Say how many lines include the word "Galaxy". Reply with nothing but the number.
:::::
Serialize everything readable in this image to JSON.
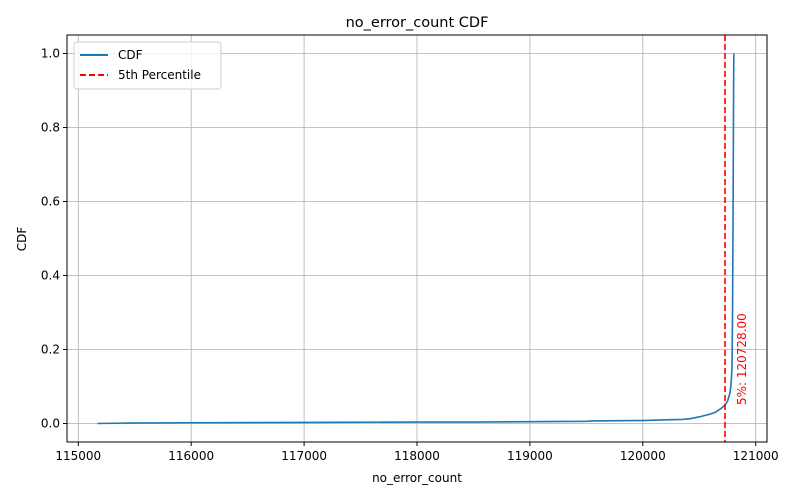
{
  "chart_data": {
    "type": "line",
    "title": "no_error_count CDF",
    "xlabel": "no_error_count",
    "ylabel": "CDF",
    "xlim": [
      114900,
      121100
    ],
    "ylim": [
      -0.05,
      1.05
    ],
    "x_ticks": [
      115000,
      116000,
      117000,
      118000,
      119000,
      120000,
      121000
    ],
    "x_tick_labels": [
      "115000",
      "116000",
      "117000",
      "118000",
      "119000",
      "120000",
      "121000"
    ],
    "y_ticks": [
      0.0,
      0.2,
      0.4,
      0.6,
      0.8,
      1.0
    ],
    "y_tick_labels": [
      "0.0",
      "0.2",
      "0.4",
      "0.6",
      "0.8",
      "1.0"
    ],
    "grid": true,
    "legend_position": "top-left",
    "series": [
      {
        "name": "CDF",
        "color": "#1f77b4",
        "style": "solid",
        "x": [
          115170,
          115400,
          116000,
          117000,
          118000,
          118500,
          119000,
          119500,
          119550,
          120000,
          120200,
          120350,
          120420,
          120500,
          120580,
          120640,
          120690,
          120710,
          120728,
          120750,
          120770,
          120780,
          120790,
          120795,
          120800,
          120804,
          120806
        ],
        "y": [
          0.0,
          0.001,
          0.002,
          0.003,
          0.004,
          0.004,
          0.005,
          0.006,
          0.007,
          0.008,
          0.01,
          0.011,
          0.013,
          0.018,
          0.024,
          0.03,
          0.04,
          0.045,
          0.05,
          0.06,
          0.08,
          0.1,
          0.15,
          0.3,
          0.6,
          0.9,
          1.0
        ]
      }
    ],
    "reference_line": {
      "name": "5th Percentile",
      "color": "#ff0000",
      "style": "dashed",
      "x": 120728
    },
    "annotation": {
      "text": "5%: 120728.00",
      "color": "#ff0000",
      "x": 120728,
      "y": 0.05
    }
  }
}
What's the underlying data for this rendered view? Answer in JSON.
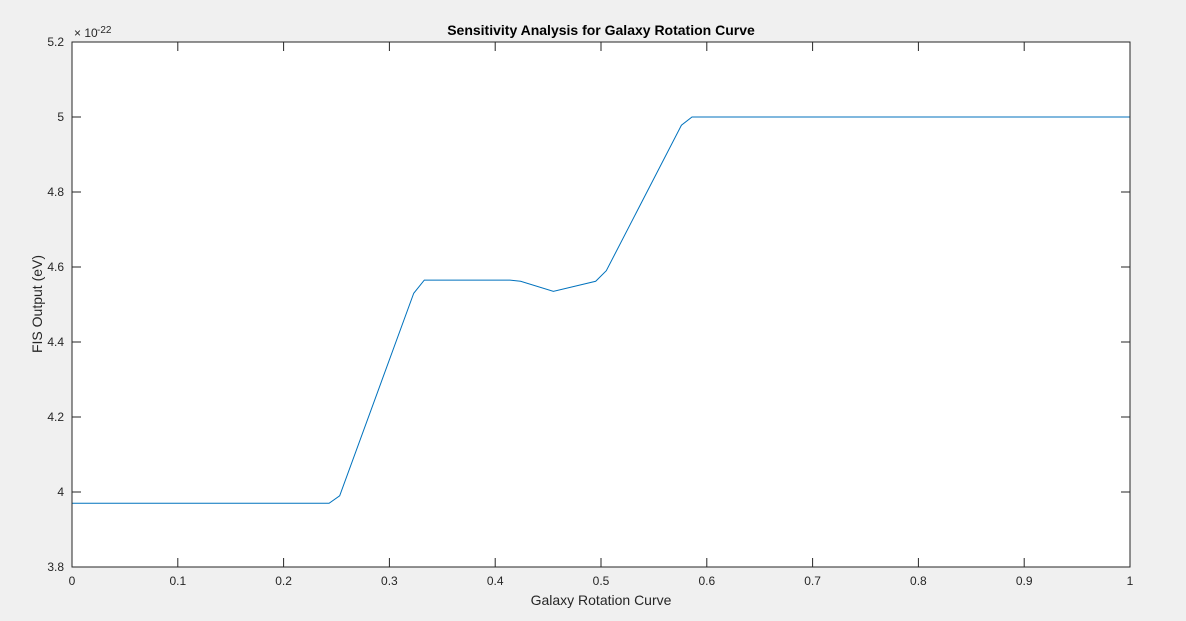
{
  "chart_data": {
    "type": "line",
    "title": "Sensitivity Analysis for Galaxy Rotation Curve",
    "xlabel": "Galaxy Rotation Curve",
    "ylabel": "FIS Output (eV)",
    "y_exponent_label": "× 10",
    "y_exponent": "-22",
    "xlim": [
      0,
      1
    ],
    "ylim": [
      3.8,
      5.2
    ],
    "x_ticks": [
      "0",
      "0.1",
      "0.2",
      "0.3",
      "0.4",
      "0.5",
      "0.6",
      "0.7",
      "0.8",
      "0.9",
      "1"
    ],
    "y_ticks": [
      "3.8",
      "4",
      "4.2",
      "4.4",
      "4.6",
      "4.8",
      "5",
      "5.2"
    ],
    "grid": false,
    "line_color": "#0072bd",
    "series": [
      {
        "x": [
          0,
          0.243,
          0.253,
          0.323,
          0.333,
          0.414,
          0.424,
          0.455,
          0.495,
          0.505,
          0.576,
          0.586,
          1.0
        ],
        "y": [
          3.97,
          3.97,
          3.99,
          4.53,
          4.565,
          4.565,
          4.562,
          4.535,
          4.562,
          4.59,
          4.978,
          5.0,
          5.0
        ]
      }
    ]
  }
}
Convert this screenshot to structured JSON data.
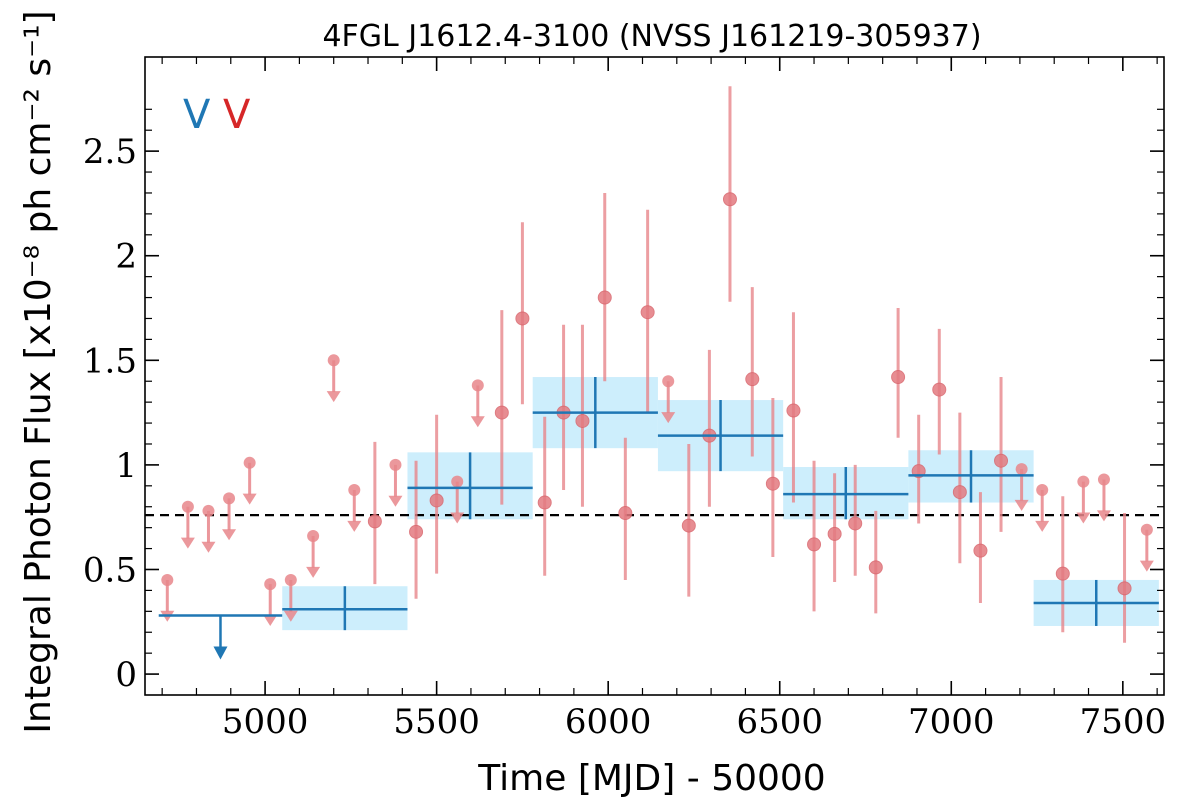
{
  "chart_data": {
    "type": "scatter",
    "title": "4FGL J1612.4-3100 (NVSS J161219-305937)",
    "xlabel": "Time [MJD] - 50000",
    "ylabel": "Integral Photon Flux [x10⁻⁸ ph cm⁻² s⁻¹]",
    "xlim": [
      4650,
      7620
    ],
    "ylim": [
      -0.1,
      2.95
    ],
    "xticks": [
      5000,
      5500,
      6000,
      6500,
      7000,
      7500
    ],
    "yticks": [
      0,
      0.5,
      1,
      1.5,
      2,
      2.5
    ],
    "ytick_labels": [
      "0",
      "0.5",
      "1",
      "1.5",
      "2",
      "2.5"
    ],
    "reference_line": {
      "y": 0.76,
      "style": "dashed",
      "color": "#000000"
    },
    "legend": {
      "position": "top-left",
      "entries": [
        {
          "text": "V",
          "color": "#1f77b4"
        },
        {
          "text": "V",
          "color": "#d62728"
        }
      ]
    },
    "series": [
      {
        "color": "#1f77b4",
        "band_color": "#cdeefc",
        "bins": [
          {
            "x0": 4690,
            "x1": 5050,
            "y": 0.28,
            "upper_limit": true,
            "ul_x": 4870,
            "ul_tip": 0.07
          },
          {
            "x0": 5050,
            "x1": 5415,
            "y": 0.31,
            "ylo": 0.21,
            "yhi": 0.42
          },
          {
            "x0": 5415,
            "x1": 5780,
            "y": 0.89,
            "ylo": 0.74,
            "yhi": 1.06
          },
          {
            "x0": 5780,
            "x1": 6145,
            "y": 1.25,
            "ylo": 1.08,
            "yhi": 1.42
          },
          {
            "x0": 6145,
            "x1": 6510,
            "y": 1.14,
            "ylo": 0.97,
            "yhi": 1.31
          },
          {
            "x0": 6510,
            "x1": 6875,
            "y": 0.86,
            "ylo": 0.74,
            "yhi": 0.99
          },
          {
            "x0": 6875,
            "x1": 7240,
            "y": 0.95,
            "ylo": 0.82,
            "yhi": 1.07
          },
          {
            "x0": 7240,
            "x1": 7605,
            "y": 0.34,
            "ylo": 0.23,
            "yhi": 0.45
          }
        ]
      },
      {
        "color": "#e8868b",
        "points": [
          {
            "x": 4715,
            "y": 0.45,
            "ul": true,
            "tip": 0.25
          },
          {
            "x": 4775,
            "y": 0.8,
            "ul": true,
            "tip": 0.6
          },
          {
            "x": 4835,
            "y": 0.78,
            "ul": true,
            "tip": 0.58
          },
          {
            "x": 4895,
            "y": 0.84,
            "ul": true,
            "tip": 0.64
          },
          {
            "x": 4955,
            "y": 1.01,
            "ul": true,
            "tip": 0.81
          },
          {
            "x": 5015,
            "y": 0.43,
            "ul": true,
            "tip": 0.23
          },
          {
            "x": 5075,
            "y": 0.45,
            "ul": true,
            "tip": 0.25
          },
          {
            "x": 5140,
            "y": 0.66,
            "ul": true,
            "tip": 0.46
          },
          {
            "x": 5200,
            "y": 1.5,
            "ul": true,
            "tip": 1.3
          },
          {
            "x": 5260,
            "y": 0.88,
            "ul": true,
            "tip": 0.68
          },
          {
            "x": 5320,
            "y": 0.73,
            "lo": 0.43,
            "hi": 1.11
          },
          {
            "x": 5380,
            "y": 1.0,
            "ul": true,
            "tip": 0.8
          },
          {
            "x": 5440,
            "y": 0.68,
            "lo": 0.36,
            "hi": 1.02
          },
          {
            "x": 5500,
            "y": 0.83,
            "lo": 0.48,
            "hi": 1.24
          },
          {
            "x": 5560,
            "y": 0.92,
            "ul": true,
            "tip": 0.72
          },
          {
            "x": 5620,
            "y": 1.38,
            "ul": true,
            "tip": 1.18
          },
          {
            "x": 5690,
            "y": 1.25,
            "lo": 0.81,
            "hi": 1.74
          },
          {
            "x": 5750,
            "y": 1.7,
            "lo": 1.29,
            "hi": 2.16
          },
          {
            "x": 5815,
            "y": 0.82,
            "lo": 0.47,
            "hi": 1.23
          },
          {
            "x": 5870,
            "y": 1.25,
            "lo": 0.88,
            "hi": 1.67
          },
          {
            "x": 5925,
            "y": 1.21,
            "lo": 0.8,
            "hi": 1.67
          },
          {
            "x": 5990,
            "y": 1.8,
            "lo": 1.4,
            "hi": 2.3
          },
          {
            "x": 6050,
            "y": 0.77,
            "lo": 0.45,
            "hi": 1.13
          },
          {
            "x": 6115,
            "y": 1.73,
            "lo": 1.25,
            "hi": 2.22
          },
          {
            "x": 6175,
            "y": 1.4,
            "ul": true,
            "tip": 1.2
          },
          {
            "x": 6235,
            "y": 0.71,
            "lo": 0.37,
            "hi": 1.1
          },
          {
            "x": 6295,
            "y": 1.14,
            "lo": 0.8,
            "hi": 1.55
          },
          {
            "x": 6355,
            "y": 2.27,
            "lo": 1.78,
            "hi": 2.81
          },
          {
            "x": 6420,
            "y": 1.41,
            "lo": 1.04,
            "hi": 1.85
          },
          {
            "x": 6480,
            "y": 0.91,
            "lo": 0.56,
            "hi": 1.32
          },
          {
            "x": 6540,
            "y": 1.26,
            "lo": 0.82,
            "hi": 1.73
          },
          {
            "x": 6600,
            "y": 0.62,
            "lo": 0.3,
            "hi": 1.02
          },
          {
            "x": 6660,
            "y": 0.67,
            "lo": 0.44,
            "hi": 0.96
          },
          {
            "x": 6720,
            "y": 0.72,
            "lo": 0.47,
            "hi": 1.0
          },
          {
            "x": 6780,
            "y": 0.51,
            "lo": 0.29,
            "hi": 0.78
          },
          {
            "x": 6845,
            "y": 1.42,
            "lo": 1.13,
            "hi": 1.75
          },
          {
            "x": 6905,
            "y": 0.97,
            "lo": 0.72,
            "hi": 1.24
          },
          {
            "x": 6965,
            "y": 1.36,
            "lo": 1.05,
            "hi": 1.65
          },
          {
            "x": 7025,
            "y": 0.87,
            "lo": 0.53,
            "hi": 1.25
          },
          {
            "x": 7085,
            "y": 0.59,
            "lo": 0.34,
            "hi": 0.87
          },
          {
            "x": 7145,
            "y": 1.02,
            "lo": 0.68,
            "hi": 1.42
          },
          {
            "x": 7205,
            "y": 0.98,
            "ul": true,
            "tip": 0.78
          },
          {
            "x": 7265,
            "y": 0.88,
            "ul": true,
            "tip": 0.68
          },
          {
            "x": 7325,
            "y": 0.48,
            "lo": 0.2,
            "hi": 0.85
          },
          {
            "x": 7385,
            "y": 0.92,
            "ul": true,
            "tip": 0.72
          },
          {
            "x": 7445,
            "y": 0.93,
            "ul": true,
            "tip": 0.73
          },
          {
            "x": 7505,
            "y": 0.41,
            "lo": 0.15,
            "hi": 0.77
          },
          {
            "x": 7570,
            "y": 0.69,
            "ul": true,
            "tip": 0.49
          }
        ]
      }
    ]
  }
}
:::::
Problem solution: 2